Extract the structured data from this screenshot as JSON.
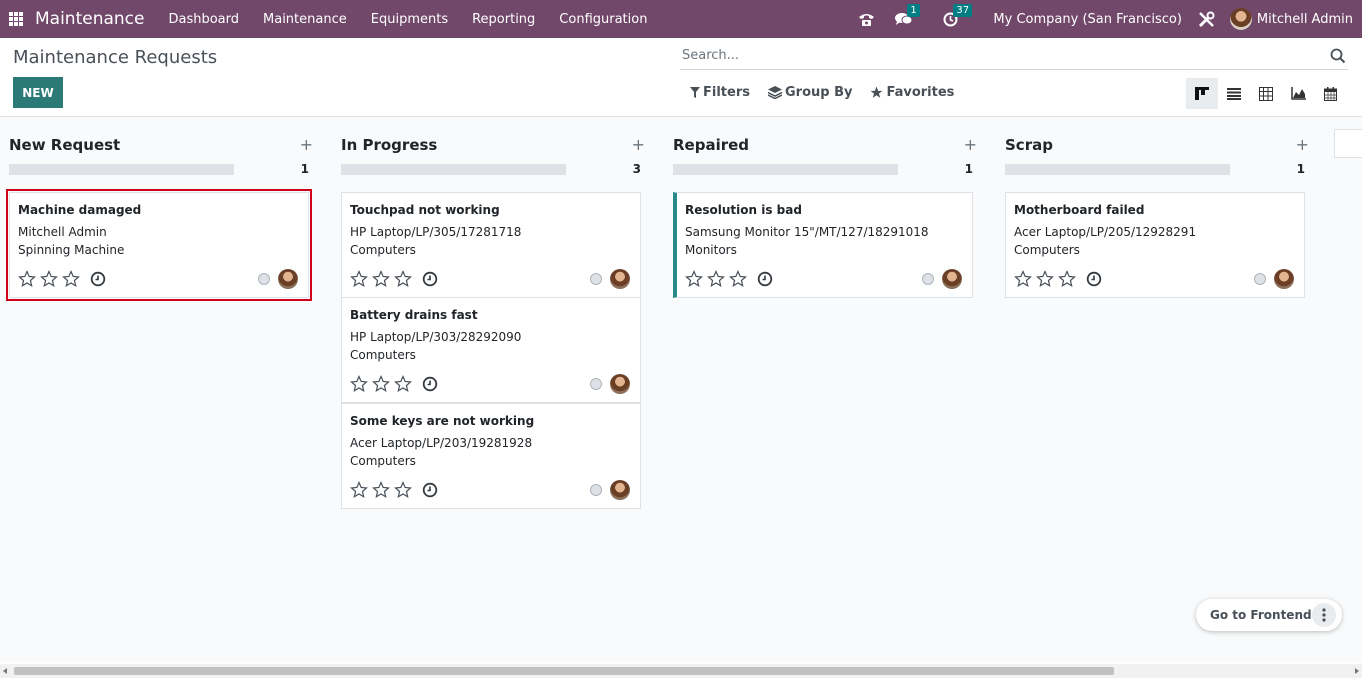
{
  "navbar": {
    "app_name": "Maintenance",
    "menu": [
      "Dashboard",
      "Maintenance",
      "Equipments",
      "Reporting",
      "Configuration"
    ],
    "messages_count": "1",
    "activities_count": "37",
    "company": "My Company (San Francisco)",
    "user": "Mitchell Admin",
    "bg_color": "#71486a"
  },
  "page": {
    "title": "Maintenance Requests",
    "new_label": "NEW"
  },
  "search": {
    "placeholder": "Search..."
  },
  "filters": {
    "filters_label": "Filters",
    "groupby_label": "Group By",
    "favorites_label": "Favorites"
  },
  "views": [
    "kanban-icon",
    "list-icon",
    "pivot-icon",
    "graph-icon",
    "calendar-icon"
  ],
  "columns": [
    {
      "title": "New Request",
      "count": "1",
      "cards": [
        {
          "title": "Machine damaged",
          "line1": "Mitchell Admin",
          "line2": "Spinning Machine"
        }
      ]
    },
    {
      "title": "In Progress",
      "count": "3",
      "cards": [
        {
          "title": "Touchpad not working",
          "line1": "HP Laptop/LP/305/17281718",
          "line2": "Computers"
        },
        {
          "title": "Battery drains fast",
          "line1": "HP Laptop/LP/303/28292090",
          "line2": "Computers"
        },
        {
          "title": "Some keys are not working",
          "line1": "Acer Laptop/LP/203/19281928",
          "line2": "Computers"
        }
      ]
    },
    {
      "title": "Repaired",
      "count": "1",
      "cards": [
        {
          "title": "Resolution is bad",
          "line1": "Samsung Monitor 15\"/MT/127/18291018",
          "line2": "Monitors"
        }
      ]
    },
    {
      "title": "Scrap",
      "count": "1",
      "cards": [
        {
          "title": "Motherboard failed",
          "line1": "Acer Laptop/LP/205/12928291",
          "line2": "Computers"
        }
      ]
    }
  ],
  "frontend": {
    "label": "Go to Frontend"
  },
  "colors": {
    "accent": "#2b7a78",
    "highlight": "#d0021b"
  }
}
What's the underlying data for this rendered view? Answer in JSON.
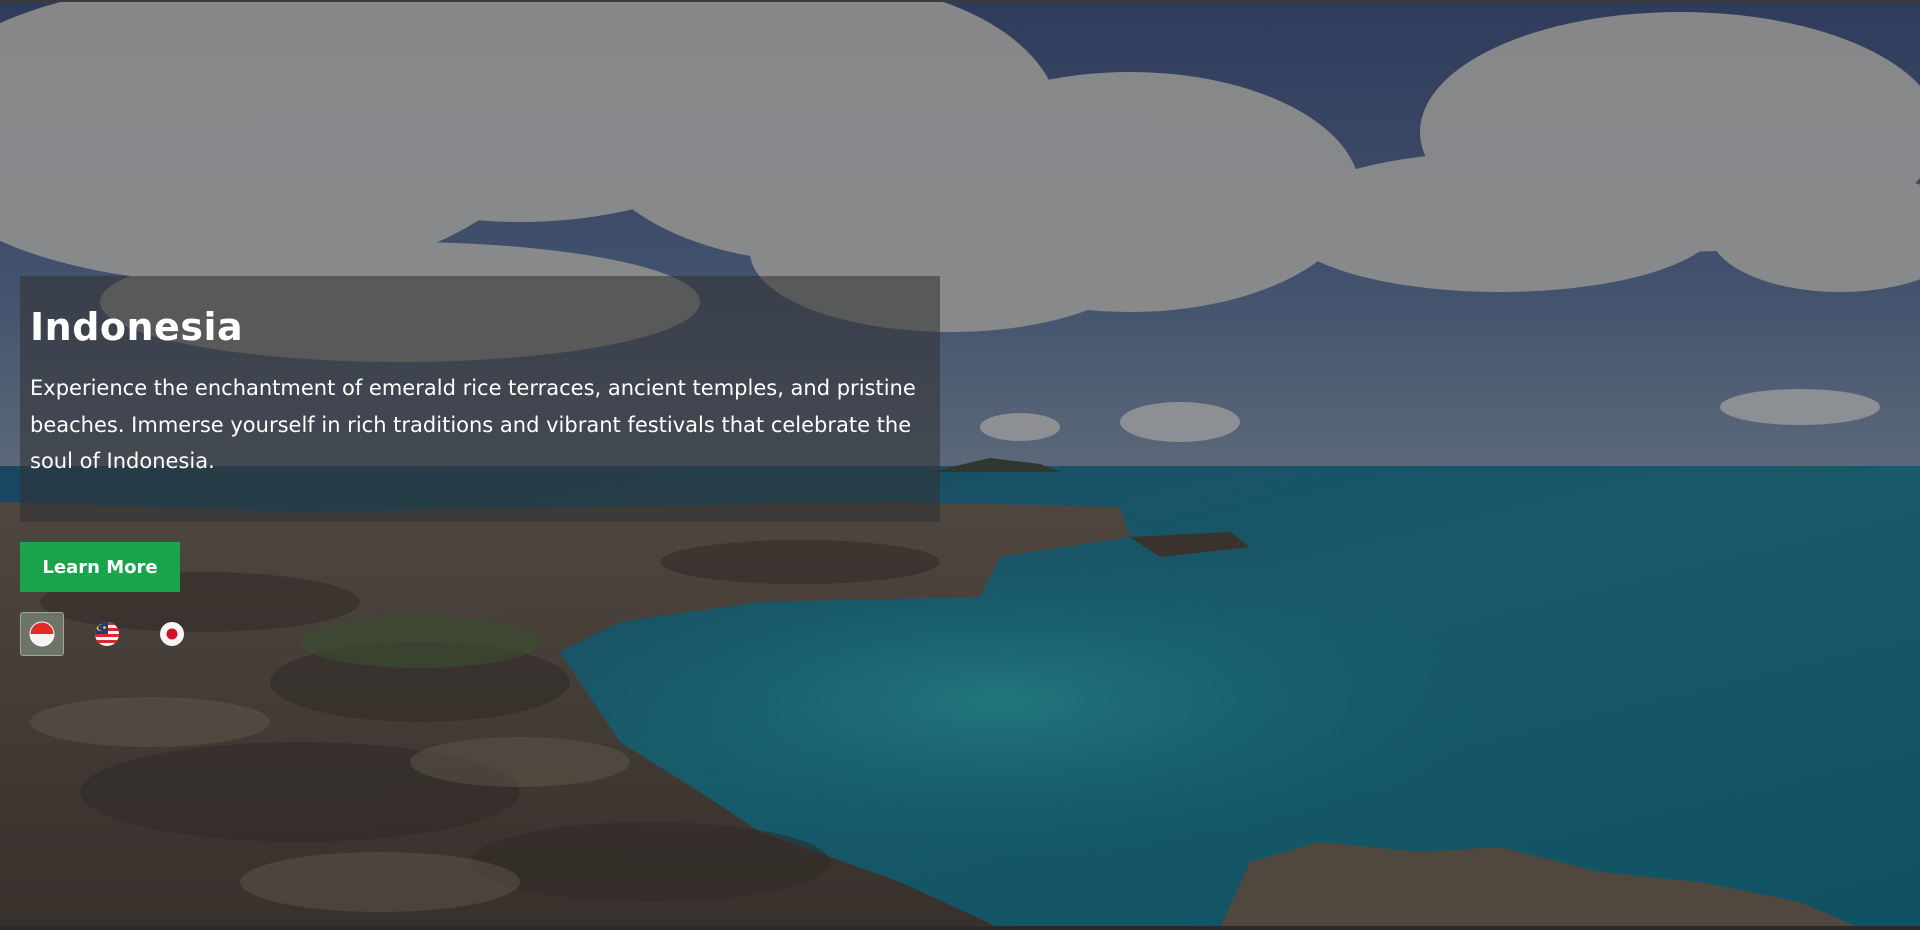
{
  "hero": {
    "title": "Indonesia",
    "description": "Experience the enchantment of emerald rice terraces, ancient temples, and pristine beaches. Immerse yourself in rich traditions and vibrant festivals that celebrate the soul of Indonesia.",
    "cta_label": "Learn More",
    "accent_color": "#19a34a"
  },
  "destinations": [
    {
      "name": "Indonesia",
      "icon": "indonesia-flag-icon",
      "active": true
    },
    {
      "name": "Malaysia",
      "icon": "malaysia-flag-icon",
      "active": false
    },
    {
      "name": "Japan",
      "icon": "japan-flag-icon",
      "active": false
    }
  ]
}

++++++

What is required => Every line above should be repeated exactly; pictures stay out of the copy.

Task solution =>
Extract the structured data from this screenshot as JSON.
{
  "navbar": {
    "app_name": "Maintenance",
    "menu": [
      "Dashboard",
      "Maintenance",
      "Equipments",
      "Reporting",
      "Configuration"
    ],
    "messages_count": "1",
    "activities_count": "37",
    "company": "My Company (San Francisco)",
    "user": "Mitchell Admin",
    "bg_color": "#71486a"
  },
  "page": {
    "title": "Maintenance Requests",
    "new_label": "NEW"
  },
  "search": {
    "placeholder": "Search..."
  },
  "filters": {
    "filters_label": "Filters",
    "groupby_label": "Group By",
    "favorites_label": "Favorites"
  },
  "views": [
    "kanban-icon",
    "list-icon",
    "pivot-icon",
    "graph-icon",
    "calendar-icon"
  ],
  "columns": [
    {
      "title": "New Request",
      "count": "1",
      "cards": [
        {
          "title": "Machine damaged",
          "line1": "Mitchell Admin",
          "line2": "Spinning Machine"
        }
      ]
    },
    {
      "title": "In Progress",
      "count": "3",
      "cards": [
        {
          "title": "Touchpad not working",
          "line1": "HP Laptop/LP/305/17281718",
          "line2": "Computers"
        },
        {
          "title": "Battery drains fast",
          "line1": "HP Laptop/LP/303/28292090",
          "line2": "Computers"
        },
        {
          "title": "Some keys are not working",
          "line1": "Acer Laptop/LP/203/19281928",
          "line2": "Computers"
        }
      ]
    },
    {
      "title": "Repaired",
      "count": "1",
      "cards": [
        {
          "title": "Resolution is bad",
          "line1": "Samsung Monitor 15\"/MT/127/18291018",
          "line2": "Monitors"
        }
      ]
    },
    {
      "title": "Scrap",
      "count": "1",
      "cards": [
        {
          "title": "Motherboard failed",
          "line1": "Acer Laptop/LP/205/12928291",
          "line2": "Computers"
        }
      ]
    }
  ],
  "frontend": {
    "label": "Go to Frontend"
  },
  "colors": {
    "accent": "#2b7a78",
    "highlight": "#d0021b"
  }
}
What's the underlying data for this rendered view? Answer in JSON.
{
  "hero": {
    "title": "Indonesia",
    "description": "Experience the enchantment of emerald rice terraces, ancient temples, and pristine beaches. Immerse yourself in rich traditions and vibrant festivals that celebrate the soul of Indonesia.",
    "cta_label": "Learn More",
    "accent_color": "#19a34a"
  },
  "destinations": [
    {
      "name": "Indonesia",
      "icon": "indonesia-flag-icon",
      "active": true
    },
    {
      "name": "Malaysia",
      "icon": "malaysia-flag-icon",
      "active": false
    },
    {
      "name": "Japan",
      "icon": "japan-flag-icon",
      "active": false
    }
  ]
}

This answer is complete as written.